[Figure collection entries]
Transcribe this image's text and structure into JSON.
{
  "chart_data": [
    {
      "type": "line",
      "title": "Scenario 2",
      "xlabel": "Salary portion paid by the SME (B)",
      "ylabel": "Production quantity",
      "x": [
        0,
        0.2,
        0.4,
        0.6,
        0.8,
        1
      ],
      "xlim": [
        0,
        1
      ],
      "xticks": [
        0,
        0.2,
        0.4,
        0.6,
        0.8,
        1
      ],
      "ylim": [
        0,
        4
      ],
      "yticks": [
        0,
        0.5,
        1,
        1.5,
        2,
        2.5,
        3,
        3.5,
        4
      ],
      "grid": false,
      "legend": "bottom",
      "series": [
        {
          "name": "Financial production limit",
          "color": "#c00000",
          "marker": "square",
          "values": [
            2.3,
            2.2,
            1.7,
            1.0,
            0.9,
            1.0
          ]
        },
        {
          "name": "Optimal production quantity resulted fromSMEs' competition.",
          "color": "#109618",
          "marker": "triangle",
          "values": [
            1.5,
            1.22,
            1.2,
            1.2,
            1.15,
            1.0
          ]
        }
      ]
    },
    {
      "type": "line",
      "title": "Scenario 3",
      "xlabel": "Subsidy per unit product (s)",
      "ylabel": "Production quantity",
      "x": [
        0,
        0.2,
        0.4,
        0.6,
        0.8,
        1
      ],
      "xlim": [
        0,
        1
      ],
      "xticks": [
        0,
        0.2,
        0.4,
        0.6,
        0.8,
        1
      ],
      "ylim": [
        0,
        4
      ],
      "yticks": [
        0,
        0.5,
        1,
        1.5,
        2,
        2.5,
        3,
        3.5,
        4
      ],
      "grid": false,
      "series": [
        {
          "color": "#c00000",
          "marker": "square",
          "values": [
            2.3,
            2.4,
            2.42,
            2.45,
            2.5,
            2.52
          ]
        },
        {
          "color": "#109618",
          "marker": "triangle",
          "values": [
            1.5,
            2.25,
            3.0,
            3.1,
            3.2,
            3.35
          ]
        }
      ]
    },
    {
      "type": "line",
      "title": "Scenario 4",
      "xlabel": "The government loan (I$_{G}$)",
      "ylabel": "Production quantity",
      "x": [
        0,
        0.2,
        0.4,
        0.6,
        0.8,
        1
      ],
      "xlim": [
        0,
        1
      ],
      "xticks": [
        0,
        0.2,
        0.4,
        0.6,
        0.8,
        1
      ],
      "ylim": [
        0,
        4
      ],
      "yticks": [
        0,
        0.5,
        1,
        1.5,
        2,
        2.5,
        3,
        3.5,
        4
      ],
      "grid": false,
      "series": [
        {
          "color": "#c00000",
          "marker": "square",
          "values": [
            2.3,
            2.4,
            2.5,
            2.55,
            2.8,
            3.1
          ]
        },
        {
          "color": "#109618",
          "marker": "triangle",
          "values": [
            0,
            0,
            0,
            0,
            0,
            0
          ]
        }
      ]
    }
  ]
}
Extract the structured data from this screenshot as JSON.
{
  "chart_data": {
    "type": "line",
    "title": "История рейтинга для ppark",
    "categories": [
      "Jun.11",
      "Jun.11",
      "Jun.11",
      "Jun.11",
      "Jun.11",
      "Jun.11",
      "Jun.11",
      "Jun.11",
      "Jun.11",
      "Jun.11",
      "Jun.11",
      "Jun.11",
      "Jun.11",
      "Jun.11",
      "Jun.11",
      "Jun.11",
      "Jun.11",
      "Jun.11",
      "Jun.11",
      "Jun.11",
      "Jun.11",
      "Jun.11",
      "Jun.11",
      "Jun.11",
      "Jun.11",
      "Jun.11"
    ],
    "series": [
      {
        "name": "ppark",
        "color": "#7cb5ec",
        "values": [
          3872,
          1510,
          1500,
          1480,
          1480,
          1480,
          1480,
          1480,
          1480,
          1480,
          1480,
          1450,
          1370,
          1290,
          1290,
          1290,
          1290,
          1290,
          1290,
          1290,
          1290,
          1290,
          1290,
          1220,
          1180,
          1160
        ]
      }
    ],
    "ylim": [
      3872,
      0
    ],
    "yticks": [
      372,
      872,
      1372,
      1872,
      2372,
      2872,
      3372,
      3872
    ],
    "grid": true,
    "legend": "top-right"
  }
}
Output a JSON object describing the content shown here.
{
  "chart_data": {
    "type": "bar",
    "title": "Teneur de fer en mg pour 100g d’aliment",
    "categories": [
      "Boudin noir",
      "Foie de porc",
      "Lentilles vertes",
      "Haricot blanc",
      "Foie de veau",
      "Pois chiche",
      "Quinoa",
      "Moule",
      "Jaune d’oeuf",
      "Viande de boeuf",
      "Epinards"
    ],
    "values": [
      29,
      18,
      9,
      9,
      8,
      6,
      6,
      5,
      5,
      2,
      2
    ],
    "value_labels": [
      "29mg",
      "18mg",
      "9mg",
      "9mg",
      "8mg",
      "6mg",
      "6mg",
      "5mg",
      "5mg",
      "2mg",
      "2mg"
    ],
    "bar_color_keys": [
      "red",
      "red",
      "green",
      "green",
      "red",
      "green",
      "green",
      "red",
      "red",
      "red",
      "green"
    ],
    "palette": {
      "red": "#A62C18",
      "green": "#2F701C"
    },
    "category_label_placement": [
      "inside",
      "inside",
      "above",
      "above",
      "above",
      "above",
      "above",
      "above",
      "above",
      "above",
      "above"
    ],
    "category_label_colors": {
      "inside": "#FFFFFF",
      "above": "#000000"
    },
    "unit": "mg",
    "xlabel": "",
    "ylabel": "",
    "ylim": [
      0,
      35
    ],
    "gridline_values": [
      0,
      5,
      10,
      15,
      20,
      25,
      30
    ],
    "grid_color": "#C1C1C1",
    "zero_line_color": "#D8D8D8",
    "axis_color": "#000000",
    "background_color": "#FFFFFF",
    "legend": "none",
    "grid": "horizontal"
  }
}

_What you should do:_
Please repeat the listing above in full and exactly.

_The result:_
Transcribe this image's text and structure into JSON.
{
  "chart_data": [
    {
      "type": "line",
      "title": "Scenario 2",
      "xlabel": "Salary portion paid by the SME (B)",
      "ylabel": "Production quantity",
      "x": [
        0,
        0.2,
        0.4,
        0.6,
        0.8,
        1
      ],
      "xlim": [
        0,
        1
      ],
      "xticks": [
        0,
        0.2,
        0.4,
        0.6,
        0.8,
        1
      ],
      "ylim": [
        0,
        4
      ],
      "yticks": [
        0,
        0.5,
        1,
        1.5,
        2,
        2.5,
        3,
        3.5,
        4
      ],
      "grid": false,
      "legend": "bottom",
      "series": [
        {
          "name": "Financial production limit",
          "color": "#c00000",
          "marker": "square",
          "values": [
            2.3,
            2.2,
            1.7,
            1.0,
            0.9,
            1.0
          ]
        },
        {
          "name": "Optimal production quantity resulted fromSMEs' competition.",
          "color": "#109618",
          "marker": "triangle",
          "values": [
            1.5,
            1.22,
            1.2,
            1.2,
            1.15,
            1.0
          ]
        }
      ]
    },
    {
      "type": "line",
      "title": "Scenario 3",
      "xlabel": "Subsidy per unit product (s)",
      "ylabel": "Production quantity",
      "x": [
        0,
        0.2,
        0.4,
        0.6,
        0.8,
        1
      ],
      "xlim": [
        0,
        1
      ],
      "xticks": [
        0,
        0.2,
        0.4,
        0.6,
        0.8,
        1
      ],
      "ylim": [
        0,
        4
      ],
      "yticks": [
        0,
        0.5,
        1,
        1.5,
        2,
        2.5,
        3,
        3.5,
        4
      ],
      "grid": false,
      "series": [
        {
          "color": "#c00000",
          "marker": "square",
          "values": [
            2.3,
            2.4,
            2.42,
            2.45,
            2.5,
            2.52
          ]
        },
        {
          "color": "#109618",
          "marker": "triangle",
          "values": [
            1.5,
            2.25,
            3.0,
            3.1,
            3.2,
            3.35
          ]
        }
      ]
    },
    {
      "type": "line",
      "title": "Scenario 4",
      "xlabel": "The government loan (I$_{G}$)",
      "ylabel": "Production quantity",
      "x": [
        0,
        0.2,
        0.4,
        0.6,
        0.8,
        1
      ],
      "xlim": [
        0,
        1
      ],
      "xticks": [
        0,
        0.2,
        0.4,
        0.6,
        0.8,
        1
      ],
      "ylim": [
        0,
        4
      ],
      "yticks": [
        0,
        0.5,
        1,
        1.5,
        2,
        2.5,
        3,
        3.5,
        4
      ],
      "grid": false,
      "series": [
        {
          "color": "#c00000",
          "marker": "square",
          "values": [
            2.3,
            2.4,
            2.5,
            2.55,
            2.8,
            3.1
          ]
        },
        {
          "color": "#109618",
          "marker": "triangle",
          "values": [
            0,
            0,
            0,
            0,
            0,
            0
          ]
        }
      ]
    }
  ]
}
Extract the structured data from this screenshot as JSON.
{
  "chart_data": {
    "type": "line",
    "title": "История рейтинга для ppark",
    "categories": [
      "Jun.11",
      "Jun.11",
      "Jun.11",
      "Jun.11",
      "Jun.11",
      "Jun.11",
      "Jun.11",
      "Jun.11",
      "Jun.11",
      "Jun.11",
      "Jun.11",
      "Jun.11",
      "Jun.11",
      "Jun.11",
      "Jun.11",
      "Jun.11",
      "Jun.11",
      "Jun.11",
      "Jun.11",
      "Jun.11",
      "Jun.11",
      "Jun.11",
      "Jun.11",
      "Jun.11",
      "Jun.11",
      "Jun.11"
    ],
    "series": [
      {
        "name": "ppark",
        "color": "#7cb5ec",
        "values": [
          3872,
          1510,
          1500,
          1480,
          1480,
          1480,
          1480,
          1480,
          1480,
          1480,
          1480,
          1450,
          1370,
          1290,
          1290,
          1290,
          1290,
          1290,
          1290,
          1290,
          1290,
          1290,
          1290,
          1220,
          1180,
          1160
        ]
      }
    ],
    "ylim": [
      3872,
      0
    ],
    "yticks": [
      372,
      872,
      1372,
      1872,
      2372,
      2872,
      3372,
      3872
    ],
    "grid": true,
    "legend": "top-right"
  }
}
Output a JSON object describing the content shown here.
{
  "chart_data": {
    "type": "bar",
    "title": "Teneur de fer en mg pour 100g d’aliment",
    "categories": [
      "Boudin noir",
      "Foie de porc",
      "Lentilles vertes",
      "Haricot blanc",
      "Foie de veau",
      "Pois chiche",
      "Quinoa",
      "Moule",
      "Jaune d’oeuf",
      "Viande de boeuf",
      "Epinards"
    ],
    "values": [
      29,
      18,
      9,
      9,
      8,
      6,
      6,
      5,
      5,
      2,
      2
    ],
    "value_labels": [
      "29mg",
      "18mg",
      "9mg",
      "9mg",
      "8mg",
      "6mg",
      "6mg",
      "5mg",
      "5mg",
      "2mg",
      "2mg"
    ],
    "bar_color_keys": [
      "red",
      "red",
      "green",
      "green",
      "red",
      "green",
      "green",
      "red",
      "red",
      "red",
      "green"
    ],
    "palette": {
      "red": "#A62C18",
      "green": "#2F701C"
    },
    "category_label_placement": [
      "inside",
      "inside",
      "above",
      "above",
      "above",
      "above",
      "above",
      "above",
      "above",
      "above",
      "above"
    ],
    "category_label_colors": {
      "inside": "#FFFFFF",
      "above": "#000000"
    },
    "unit": "mg",
    "xlabel": "",
    "ylabel": "",
    "ylim": [
      0,
      35
    ],
    "gridline_values": [
      0,
      5,
      10,
      15,
      20,
      25,
      30
    ],
    "grid_color": "#C1C1C1",
    "zero_line_color": "#D8D8D8",
    "axis_color": "#000000",
    "background_color": "#FFFFFF",
    "legend": "none",
    "grid": "horizontal"
  }
}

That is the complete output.